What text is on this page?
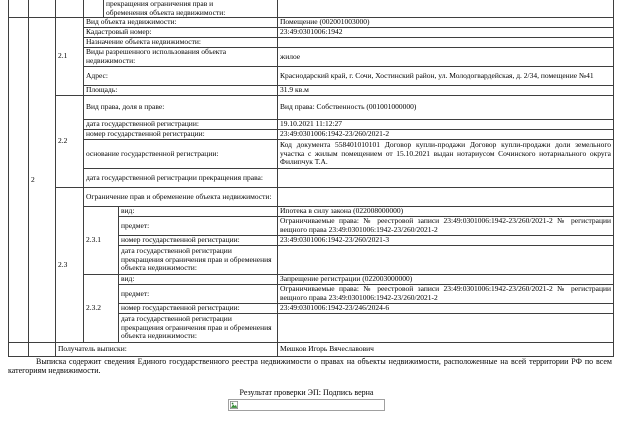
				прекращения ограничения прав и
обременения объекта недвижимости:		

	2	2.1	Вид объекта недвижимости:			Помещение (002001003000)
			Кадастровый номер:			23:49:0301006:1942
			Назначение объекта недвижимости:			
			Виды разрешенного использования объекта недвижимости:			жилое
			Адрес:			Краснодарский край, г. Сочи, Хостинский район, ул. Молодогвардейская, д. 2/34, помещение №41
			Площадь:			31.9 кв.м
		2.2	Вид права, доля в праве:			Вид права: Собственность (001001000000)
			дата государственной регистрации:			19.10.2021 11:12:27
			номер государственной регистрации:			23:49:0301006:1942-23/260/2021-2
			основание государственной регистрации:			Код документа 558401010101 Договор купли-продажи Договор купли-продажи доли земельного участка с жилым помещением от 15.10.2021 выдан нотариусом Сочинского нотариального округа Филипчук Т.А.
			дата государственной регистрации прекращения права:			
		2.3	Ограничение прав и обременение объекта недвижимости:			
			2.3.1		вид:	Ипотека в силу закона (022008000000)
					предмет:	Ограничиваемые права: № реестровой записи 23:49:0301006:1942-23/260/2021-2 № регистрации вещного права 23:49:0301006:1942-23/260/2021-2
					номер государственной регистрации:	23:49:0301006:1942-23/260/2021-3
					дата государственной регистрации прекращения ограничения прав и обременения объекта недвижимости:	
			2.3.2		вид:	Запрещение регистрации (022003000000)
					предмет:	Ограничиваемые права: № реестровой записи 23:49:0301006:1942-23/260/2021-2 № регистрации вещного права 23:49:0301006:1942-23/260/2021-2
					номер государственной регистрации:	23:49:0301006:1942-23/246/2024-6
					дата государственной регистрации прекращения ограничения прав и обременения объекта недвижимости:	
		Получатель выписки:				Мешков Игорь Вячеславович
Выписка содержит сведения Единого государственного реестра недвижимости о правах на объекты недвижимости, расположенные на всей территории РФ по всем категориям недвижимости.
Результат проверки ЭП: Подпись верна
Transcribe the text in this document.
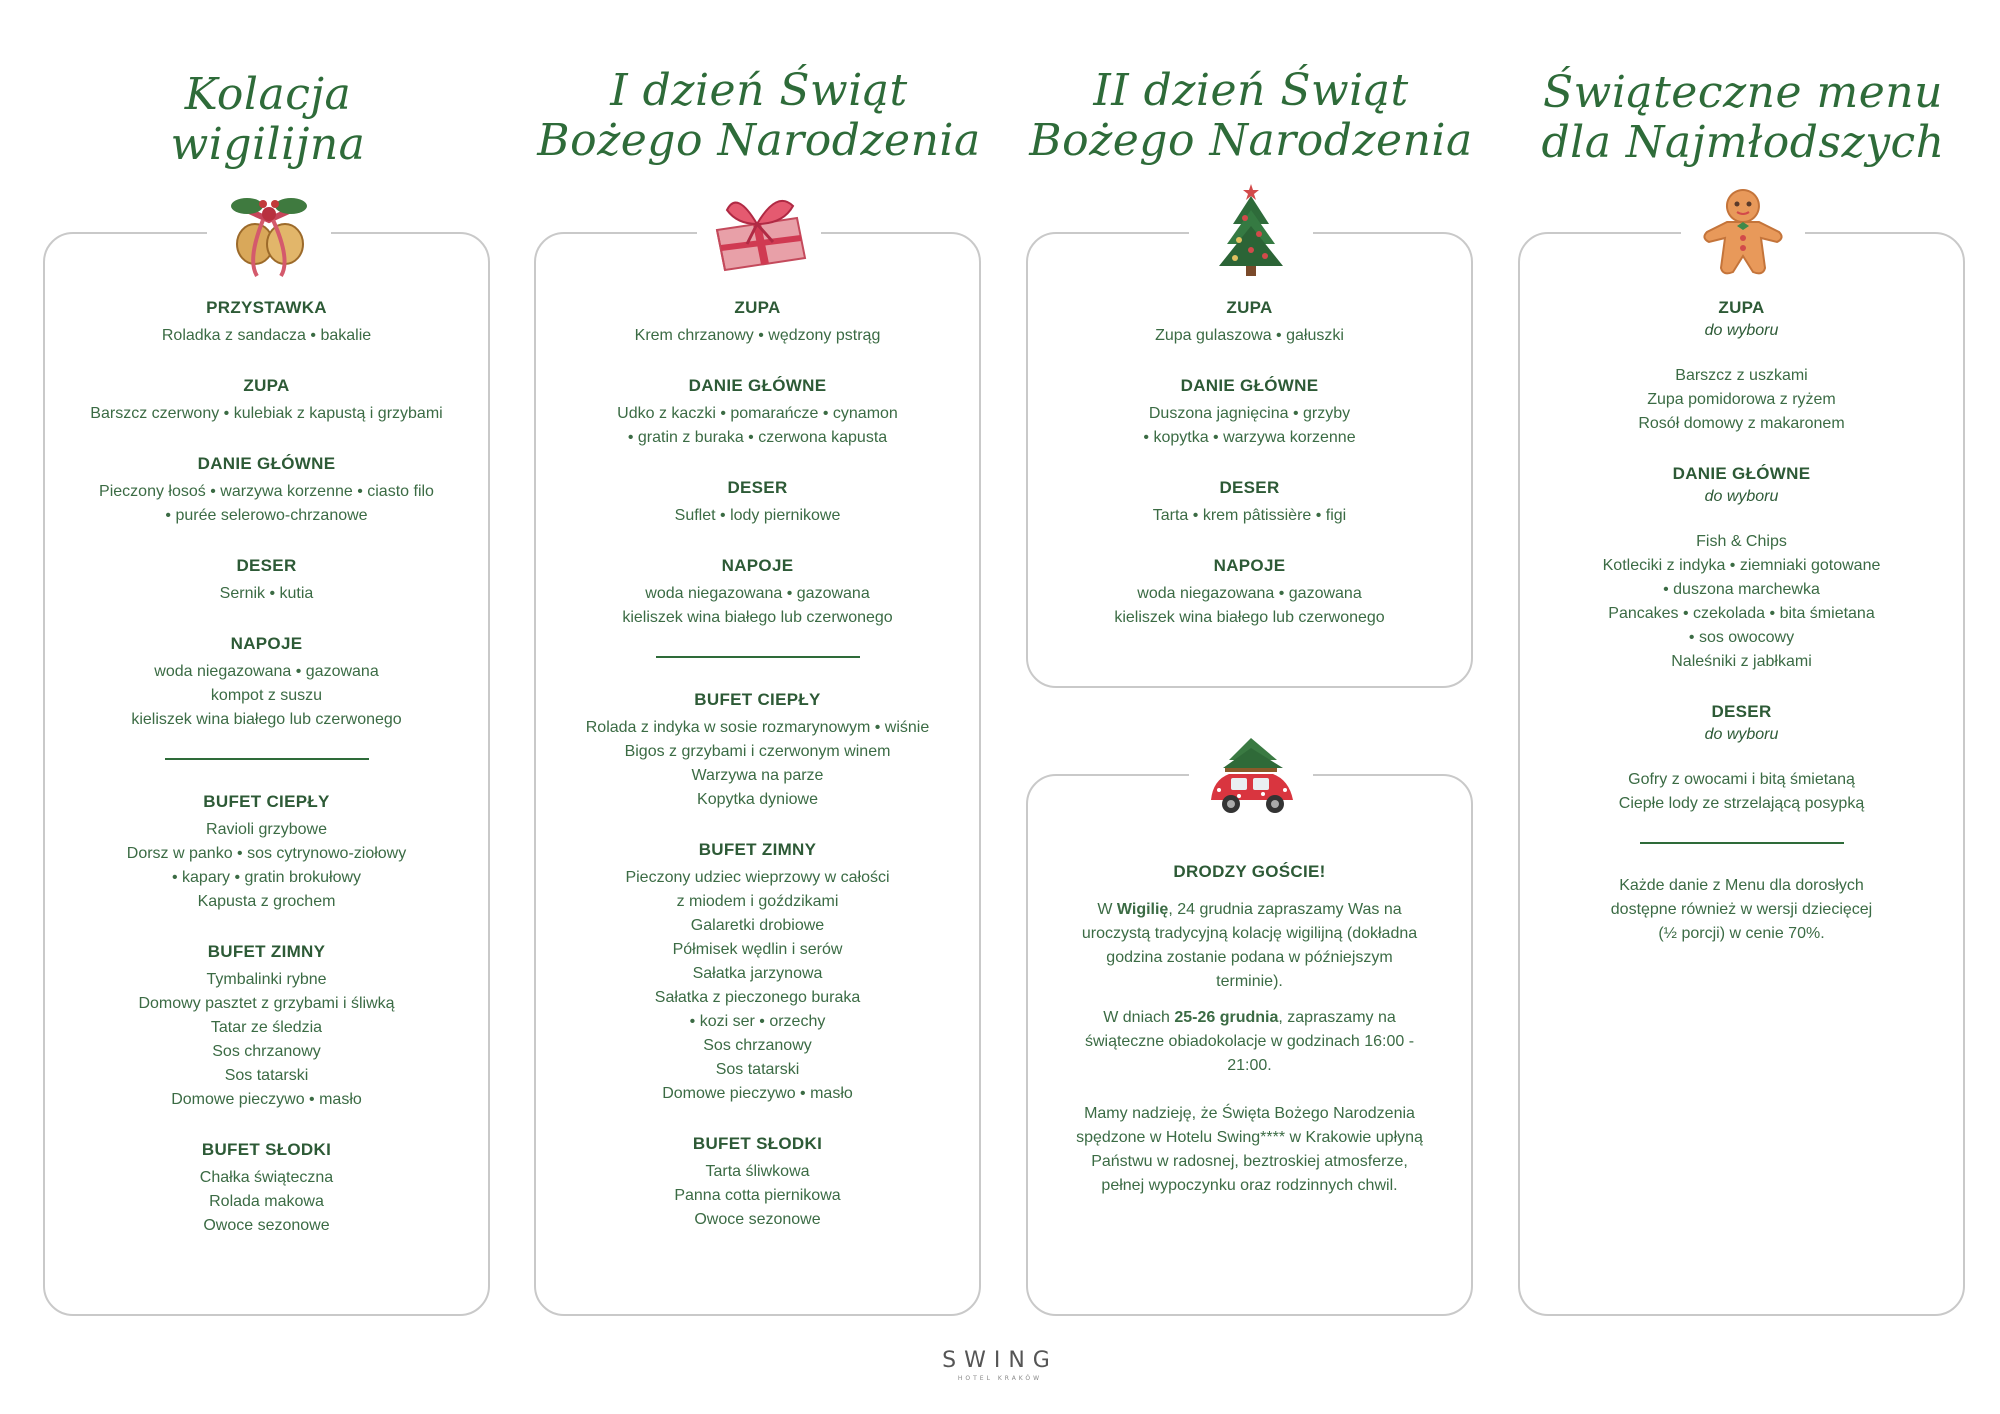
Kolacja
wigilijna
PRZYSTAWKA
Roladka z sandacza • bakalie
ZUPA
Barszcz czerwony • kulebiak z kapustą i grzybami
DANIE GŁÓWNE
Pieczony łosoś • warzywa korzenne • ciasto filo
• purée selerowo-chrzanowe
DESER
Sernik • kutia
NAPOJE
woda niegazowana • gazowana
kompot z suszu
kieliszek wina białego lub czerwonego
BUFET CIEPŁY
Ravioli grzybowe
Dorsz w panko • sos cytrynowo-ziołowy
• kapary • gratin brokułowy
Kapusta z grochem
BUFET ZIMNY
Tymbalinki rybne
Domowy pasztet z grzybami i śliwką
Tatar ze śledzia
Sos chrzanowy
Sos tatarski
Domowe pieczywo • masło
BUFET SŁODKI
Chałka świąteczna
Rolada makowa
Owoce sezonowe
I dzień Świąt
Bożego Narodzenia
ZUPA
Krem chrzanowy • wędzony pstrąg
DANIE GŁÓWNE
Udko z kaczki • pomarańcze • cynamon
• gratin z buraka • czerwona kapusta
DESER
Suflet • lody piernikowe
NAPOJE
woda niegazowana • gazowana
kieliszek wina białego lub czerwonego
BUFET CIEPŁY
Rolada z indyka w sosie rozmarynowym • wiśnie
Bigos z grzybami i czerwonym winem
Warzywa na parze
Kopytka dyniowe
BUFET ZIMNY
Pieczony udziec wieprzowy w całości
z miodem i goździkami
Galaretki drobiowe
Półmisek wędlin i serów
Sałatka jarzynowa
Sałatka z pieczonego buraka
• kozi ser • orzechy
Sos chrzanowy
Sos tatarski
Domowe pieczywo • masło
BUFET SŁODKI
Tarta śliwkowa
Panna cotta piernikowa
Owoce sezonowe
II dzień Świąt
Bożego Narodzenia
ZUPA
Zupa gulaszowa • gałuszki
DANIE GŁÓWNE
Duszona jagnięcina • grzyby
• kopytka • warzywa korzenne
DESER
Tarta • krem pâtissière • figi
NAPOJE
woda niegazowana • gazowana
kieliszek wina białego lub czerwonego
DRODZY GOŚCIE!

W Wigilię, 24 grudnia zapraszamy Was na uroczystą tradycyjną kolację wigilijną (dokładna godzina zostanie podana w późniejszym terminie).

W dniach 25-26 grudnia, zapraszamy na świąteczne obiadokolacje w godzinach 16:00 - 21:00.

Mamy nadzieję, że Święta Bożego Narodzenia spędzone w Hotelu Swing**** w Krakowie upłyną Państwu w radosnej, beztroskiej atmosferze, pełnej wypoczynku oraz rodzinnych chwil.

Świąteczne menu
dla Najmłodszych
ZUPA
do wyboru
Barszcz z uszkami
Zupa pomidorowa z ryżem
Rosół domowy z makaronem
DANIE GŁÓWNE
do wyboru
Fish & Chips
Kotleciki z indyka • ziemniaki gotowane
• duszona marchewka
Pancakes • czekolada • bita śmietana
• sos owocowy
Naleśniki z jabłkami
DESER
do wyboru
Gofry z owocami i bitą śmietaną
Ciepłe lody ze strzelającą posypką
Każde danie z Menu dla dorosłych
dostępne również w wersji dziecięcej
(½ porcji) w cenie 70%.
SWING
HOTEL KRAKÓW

------------------------------------

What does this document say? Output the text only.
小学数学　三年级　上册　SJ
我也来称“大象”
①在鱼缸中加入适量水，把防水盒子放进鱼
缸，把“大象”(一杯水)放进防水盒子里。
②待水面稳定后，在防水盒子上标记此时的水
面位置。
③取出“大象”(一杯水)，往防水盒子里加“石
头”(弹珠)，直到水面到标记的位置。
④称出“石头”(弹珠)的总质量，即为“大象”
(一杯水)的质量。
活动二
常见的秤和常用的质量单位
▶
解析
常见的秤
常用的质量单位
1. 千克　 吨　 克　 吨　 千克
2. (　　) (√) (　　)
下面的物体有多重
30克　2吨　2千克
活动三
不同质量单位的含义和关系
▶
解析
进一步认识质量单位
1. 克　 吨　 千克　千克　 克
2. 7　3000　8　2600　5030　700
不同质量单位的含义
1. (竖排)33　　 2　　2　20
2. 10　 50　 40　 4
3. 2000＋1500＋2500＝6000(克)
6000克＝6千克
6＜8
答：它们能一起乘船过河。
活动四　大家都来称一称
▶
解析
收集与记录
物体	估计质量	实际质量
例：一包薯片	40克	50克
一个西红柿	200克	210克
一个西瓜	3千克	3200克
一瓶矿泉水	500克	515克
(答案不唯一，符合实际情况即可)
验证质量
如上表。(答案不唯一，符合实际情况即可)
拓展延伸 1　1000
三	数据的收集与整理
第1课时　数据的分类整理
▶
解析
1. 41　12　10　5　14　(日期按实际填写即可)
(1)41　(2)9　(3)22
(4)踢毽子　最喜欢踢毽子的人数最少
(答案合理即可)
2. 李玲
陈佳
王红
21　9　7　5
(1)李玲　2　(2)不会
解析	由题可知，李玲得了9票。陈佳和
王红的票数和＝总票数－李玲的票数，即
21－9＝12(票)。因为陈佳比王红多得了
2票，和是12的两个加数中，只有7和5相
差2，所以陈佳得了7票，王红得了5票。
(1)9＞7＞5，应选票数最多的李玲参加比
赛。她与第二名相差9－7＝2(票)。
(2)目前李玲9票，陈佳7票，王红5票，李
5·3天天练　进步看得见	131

------------------------------------

> The task
Show every line from the entries above in which the word "lody" appears.

> The result
Suflet • lody piernikowe
Ciepłe lody ze strzelającą posypką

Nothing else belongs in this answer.